### TASK
Copy every line below without changing anything.

Layout annotation data
* * * * *

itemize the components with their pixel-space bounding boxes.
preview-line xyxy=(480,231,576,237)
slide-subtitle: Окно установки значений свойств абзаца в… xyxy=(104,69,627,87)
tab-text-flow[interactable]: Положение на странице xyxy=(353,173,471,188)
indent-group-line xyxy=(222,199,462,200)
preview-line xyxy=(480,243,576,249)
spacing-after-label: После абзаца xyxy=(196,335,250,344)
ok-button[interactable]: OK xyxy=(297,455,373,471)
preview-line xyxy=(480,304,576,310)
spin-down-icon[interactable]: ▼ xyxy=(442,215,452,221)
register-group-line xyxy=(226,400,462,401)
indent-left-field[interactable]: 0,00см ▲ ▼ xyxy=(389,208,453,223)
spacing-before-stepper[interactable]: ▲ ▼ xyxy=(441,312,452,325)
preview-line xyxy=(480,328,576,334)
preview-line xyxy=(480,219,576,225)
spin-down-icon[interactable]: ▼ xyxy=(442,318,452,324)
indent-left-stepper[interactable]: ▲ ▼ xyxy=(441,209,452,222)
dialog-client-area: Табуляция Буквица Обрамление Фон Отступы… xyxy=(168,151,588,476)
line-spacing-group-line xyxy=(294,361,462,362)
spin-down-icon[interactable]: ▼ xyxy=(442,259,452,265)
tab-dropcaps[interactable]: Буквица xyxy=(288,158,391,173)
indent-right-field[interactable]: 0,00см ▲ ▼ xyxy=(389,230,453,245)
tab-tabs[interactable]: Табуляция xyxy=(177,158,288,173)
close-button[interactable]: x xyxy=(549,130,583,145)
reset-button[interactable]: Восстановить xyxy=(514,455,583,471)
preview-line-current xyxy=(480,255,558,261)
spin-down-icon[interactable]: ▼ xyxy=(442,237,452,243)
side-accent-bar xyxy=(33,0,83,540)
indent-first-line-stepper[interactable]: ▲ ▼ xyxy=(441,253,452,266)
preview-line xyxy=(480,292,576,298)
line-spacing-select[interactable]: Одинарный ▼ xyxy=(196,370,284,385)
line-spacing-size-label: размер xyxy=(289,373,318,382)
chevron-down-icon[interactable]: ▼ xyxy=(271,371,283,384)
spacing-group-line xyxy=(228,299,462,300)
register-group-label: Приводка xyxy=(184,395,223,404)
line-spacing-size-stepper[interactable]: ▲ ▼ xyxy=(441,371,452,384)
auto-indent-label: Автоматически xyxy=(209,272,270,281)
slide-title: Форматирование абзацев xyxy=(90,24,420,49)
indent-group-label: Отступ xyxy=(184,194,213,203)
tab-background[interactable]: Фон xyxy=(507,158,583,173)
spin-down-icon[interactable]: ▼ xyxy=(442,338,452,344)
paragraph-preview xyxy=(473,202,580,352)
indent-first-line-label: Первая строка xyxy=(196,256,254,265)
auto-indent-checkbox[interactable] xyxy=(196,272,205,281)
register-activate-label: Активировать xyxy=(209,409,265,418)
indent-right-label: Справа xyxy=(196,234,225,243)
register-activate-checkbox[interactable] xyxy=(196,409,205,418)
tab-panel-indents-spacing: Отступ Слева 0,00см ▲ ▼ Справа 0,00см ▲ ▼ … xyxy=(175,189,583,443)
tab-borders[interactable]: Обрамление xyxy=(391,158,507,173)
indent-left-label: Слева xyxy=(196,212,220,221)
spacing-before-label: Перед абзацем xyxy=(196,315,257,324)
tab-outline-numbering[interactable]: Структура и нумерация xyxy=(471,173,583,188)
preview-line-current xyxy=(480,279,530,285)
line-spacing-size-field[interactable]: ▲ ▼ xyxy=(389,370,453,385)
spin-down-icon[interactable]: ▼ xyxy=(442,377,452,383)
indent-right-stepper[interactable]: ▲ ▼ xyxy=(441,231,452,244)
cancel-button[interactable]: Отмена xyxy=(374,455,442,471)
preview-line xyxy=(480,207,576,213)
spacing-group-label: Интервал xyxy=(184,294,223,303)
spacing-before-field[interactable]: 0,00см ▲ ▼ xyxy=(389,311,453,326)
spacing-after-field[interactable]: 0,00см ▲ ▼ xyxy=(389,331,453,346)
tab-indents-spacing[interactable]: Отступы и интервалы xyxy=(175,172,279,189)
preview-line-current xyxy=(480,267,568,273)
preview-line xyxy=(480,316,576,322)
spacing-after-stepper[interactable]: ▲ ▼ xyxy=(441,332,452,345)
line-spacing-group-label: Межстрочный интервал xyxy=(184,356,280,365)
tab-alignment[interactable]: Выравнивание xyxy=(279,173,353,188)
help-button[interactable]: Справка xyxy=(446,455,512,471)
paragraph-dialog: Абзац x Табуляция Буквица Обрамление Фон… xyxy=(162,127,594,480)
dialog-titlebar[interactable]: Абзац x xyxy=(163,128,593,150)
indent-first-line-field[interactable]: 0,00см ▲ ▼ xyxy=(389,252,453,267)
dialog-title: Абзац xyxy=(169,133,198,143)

* * * * *

### THE RESPONSE
itemize the components with their pixel-space bounding boxes.
preview-line xyxy=(480,231,576,237)
slide-subtitle: Окно установки значений свойств абзаца в… xyxy=(104,69,627,87)
tab-text-flow[interactable]: Положение на странице xyxy=(353,173,471,188)
indent-group-line xyxy=(222,199,462,200)
preview-line xyxy=(480,243,576,249)
spacing-after-label: После абзаца xyxy=(196,335,250,344)
ok-button[interactable]: OK xyxy=(297,455,373,471)
preview-line xyxy=(480,304,576,310)
spin-down-icon[interactable]: ▼ xyxy=(442,215,452,221)
register-group-line xyxy=(226,400,462,401)
indent-left-field[interactable]: 0,00см ▲ ▼ xyxy=(389,208,453,223)
spacing-before-stepper[interactable]: ▲ ▼ xyxy=(441,312,452,325)
preview-line xyxy=(480,328,576,334)
preview-line xyxy=(480,219,576,225)
spin-down-icon[interactable]: ▼ xyxy=(442,318,452,324)
indent-left-stepper[interactable]: ▲ ▼ xyxy=(441,209,452,222)
dialog-client-area: Табуляция Буквица Обрамление Фон Отступы… xyxy=(168,151,588,476)
line-spacing-group-line xyxy=(294,361,462,362)
spin-down-icon[interactable]: ▼ xyxy=(442,259,452,265)
tab-dropcaps[interactable]: Буквица xyxy=(288,158,391,173)
indent-right-field[interactable]: 0,00см ▲ ▼ xyxy=(389,230,453,245)
tab-tabs[interactable]: Табуляция xyxy=(177,158,288,173)
close-button[interactable]: x xyxy=(549,130,583,145)
reset-button[interactable]: Восстановить xyxy=(514,455,583,471)
preview-line-current xyxy=(480,255,558,261)
spin-down-icon[interactable]: ▼ xyxy=(442,237,452,243)
side-accent-bar xyxy=(33,0,83,540)
indent-first-line-stepper[interactable]: ▲ ▼ xyxy=(441,253,452,266)
preview-line xyxy=(480,292,576,298)
line-spacing-select[interactable]: Одинарный ▼ xyxy=(196,370,284,385)
line-spacing-size-label: размер xyxy=(289,373,318,382)
chevron-down-icon[interactable]: ▼ xyxy=(271,371,283,384)
spacing-group-line xyxy=(228,299,462,300)
register-group-label: Приводка xyxy=(184,395,223,404)
line-spacing-size-stepper[interactable]: ▲ ▼ xyxy=(441,371,452,384)
auto-indent-label: Автоматически xyxy=(209,272,270,281)
slide-title: Форматирование абзацев xyxy=(90,24,420,49)
indent-group-label: Отступ xyxy=(184,194,213,203)
tab-background[interactable]: Фон xyxy=(507,158,583,173)
spin-down-icon[interactable]: ▼ xyxy=(442,338,452,344)
paragraph-preview xyxy=(473,202,580,352)
indent-first-line-label: Первая строка xyxy=(196,256,254,265)
auto-indent-checkbox[interactable] xyxy=(196,272,205,281)
register-activate-label: Активировать xyxy=(209,409,265,418)
indent-right-label: Справа xyxy=(196,234,225,243)
register-activate-checkbox[interactable] xyxy=(196,409,205,418)
tab-panel-indents-spacing: Отступ Слева 0,00см ▲ ▼ Справа 0,00см ▲ ▼ … xyxy=(175,189,583,443)
tab-borders[interactable]: Обрамление xyxy=(391,158,507,173)
indent-left-label: Слева xyxy=(196,212,220,221)
spacing-before-label: Перед абзацем xyxy=(196,315,257,324)
tab-outline-numbering[interactable]: Структура и нумерация xyxy=(471,173,583,188)
preview-line-current xyxy=(480,279,530,285)
line-spacing-size-field[interactable]: ▲ ▼ xyxy=(389,370,453,385)
spin-down-icon[interactable]: ▼ xyxy=(442,377,452,383)
indent-right-stepper[interactable]: ▲ ▼ xyxy=(441,231,452,244)
cancel-button[interactable]: Отмена xyxy=(374,455,442,471)
preview-line xyxy=(480,207,576,213)
spacing-group-label: Интервал xyxy=(184,294,223,303)
spacing-before-field[interactable]: 0,00см ▲ ▼ xyxy=(389,311,453,326)
spacing-after-field[interactable]: 0,00см ▲ ▼ xyxy=(389,331,453,346)
tab-indents-spacing[interactable]: Отступы и интервалы xyxy=(175,172,279,189)
preview-line-current xyxy=(480,267,568,273)
preview-line xyxy=(480,316,576,322)
spacing-after-stepper[interactable]: ▲ ▼ xyxy=(441,332,452,345)
line-spacing-group-label: Межстрочный интервал xyxy=(184,356,280,365)
tab-alignment[interactable]: Выравнивание xyxy=(279,173,353,188)
help-button[interactable]: Справка xyxy=(446,455,512,471)
paragraph-dialog: Абзац x Табуляция Буквица Обрамление Фон… xyxy=(162,127,594,480)
dialog-titlebar[interactable]: Абзац x xyxy=(163,128,593,150)
indent-first-line-field[interactable]: 0,00см ▲ ▼ xyxy=(389,252,453,267)
dialog-title: Абзац xyxy=(169,133,198,143)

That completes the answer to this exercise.